**SOURCE DATA**
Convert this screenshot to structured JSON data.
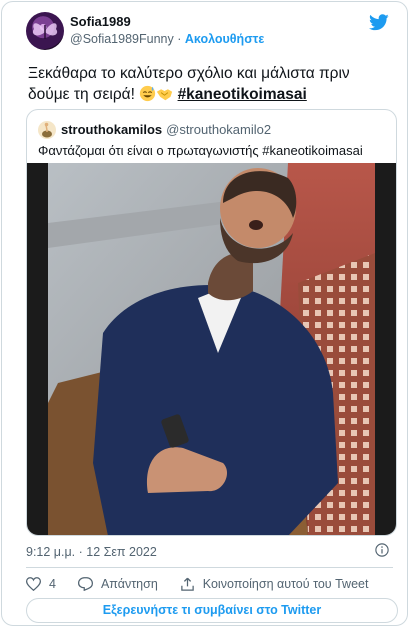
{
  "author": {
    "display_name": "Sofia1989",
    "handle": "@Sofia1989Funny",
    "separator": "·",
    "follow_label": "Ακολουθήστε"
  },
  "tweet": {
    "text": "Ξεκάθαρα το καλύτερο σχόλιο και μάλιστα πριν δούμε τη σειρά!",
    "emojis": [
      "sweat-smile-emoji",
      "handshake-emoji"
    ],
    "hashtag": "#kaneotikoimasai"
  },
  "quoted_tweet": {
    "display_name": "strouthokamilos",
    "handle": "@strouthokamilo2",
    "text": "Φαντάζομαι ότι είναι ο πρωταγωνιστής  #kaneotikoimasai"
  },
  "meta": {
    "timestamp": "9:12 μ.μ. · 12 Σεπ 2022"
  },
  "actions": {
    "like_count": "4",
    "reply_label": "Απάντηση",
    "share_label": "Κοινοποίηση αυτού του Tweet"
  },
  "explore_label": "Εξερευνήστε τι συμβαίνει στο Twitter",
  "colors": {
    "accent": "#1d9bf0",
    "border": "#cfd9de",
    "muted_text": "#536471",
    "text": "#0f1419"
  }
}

**STATED PROBLEM**
Output the records above exactly; leave out the pictures.

**CORRECT OUTPUT**
Convert this screenshot to structured JSON data.
{
  "author": {
    "display_name": "Sofia1989",
    "handle": "@Sofia1989Funny",
    "separator": "·",
    "follow_label": "Ακολουθήστε"
  },
  "tweet": {
    "text": "Ξεκάθαρα το καλύτερο σχόλιο και μάλιστα πριν δούμε τη σειρά!",
    "emojis": [
      "sweat-smile-emoji",
      "handshake-emoji"
    ],
    "hashtag": "#kaneotikoimasai"
  },
  "quoted_tweet": {
    "display_name": "strouthokamilos",
    "handle": "@strouthokamilo2",
    "text": "Φαντάζομαι ότι είναι ο πρωταγωνιστής  #kaneotikoimasai"
  },
  "meta": {
    "timestamp": "9:12 μ.μ. · 12 Σεπ 2022"
  },
  "actions": {
    "like_count": "4",
    "reply_label": "Απάντηση",
    "share_label": "Κοινοποίηση αυτού του Tweet"
  },
  "explore_label": "Εξερευνήστε τι συμβαίνει στο Twitter",
  "colors": {
    "accent": "#1d9bf0",
    "border": "#cfd9de",
    "muted_text": "#536471",
    "text": "#0f1419"
  }
}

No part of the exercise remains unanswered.